Nadat de gemachtigde van [eisende partij in conventie / gedaagde partij in reconventie] van de incasso gemachtigde van Daimler slechts een overzicht van de door [eisende partij in conventie / gedaagde partij in reconventie] gedane betalingen heeft ontvangen, verzoekt de gemachtigde van [eisende partij in conventie / gedaagde partij in reconventie] Daimler bij brief van 27 april 2012 hem de gevraagde gegevens te verstrekken. Ook in deze brief wordt erop gewezen dat de echtgenote van [eisende partij in conventie / gedaagde partij in reconventie] de overeenkomst tot hoofdelijke aansprakelijkheid niet heeft mede ondertekend, zodat geen overeenkomst tot hoofdelijke aansprakelijkheidstelling tot stand is gekomen, althans dat die overeenkomst op grond van artikel 1:89 BW namens [eisende partij in conventie / gedaagde partij in reconventie] wegens strijd met artikel 1:88 BW buitengerechtelijk wordt vernietigd.
1.17.
Daimler antwoordt bij brief van 2 mei 2012 dat de leaseovereenkomsten in het kader van de normale uitoefening van het bedrijf van Two Beats BV zijn gesloten, zodat de toestemming van de echtgenote van [eisende partij in conventie / gedaagde partij in reconventie] niet vereist was.

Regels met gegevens
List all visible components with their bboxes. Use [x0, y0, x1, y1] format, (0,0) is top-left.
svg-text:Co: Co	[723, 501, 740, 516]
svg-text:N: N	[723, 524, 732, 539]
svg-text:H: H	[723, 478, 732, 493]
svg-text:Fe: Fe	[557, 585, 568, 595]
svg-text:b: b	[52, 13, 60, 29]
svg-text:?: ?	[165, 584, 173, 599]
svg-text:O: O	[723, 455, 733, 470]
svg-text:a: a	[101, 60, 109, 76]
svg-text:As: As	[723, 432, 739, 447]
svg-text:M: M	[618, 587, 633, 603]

■ **UIT TE VOEREN OPDRACHT**
Som alle stukken op die volgens het bronfragment hierboven tussen de betrokkenen worden verstuurd. Vermeld bij elk stuk de afzender.

■ **UITGEWERKTE OPLOSSING**
- Een overzicht van de door [eisende partij in conventie / gedaagde partij in reconventie] gedane betalingen, afzender: de incasso gemachtigde van Daimler.
- Een brief van 27 april 2012, afzender: de gemachtigde van [eisende partij in conventie / gedaagde partij in reconventie].
- Een brief van 2 mei 2012, afzender: Daimler.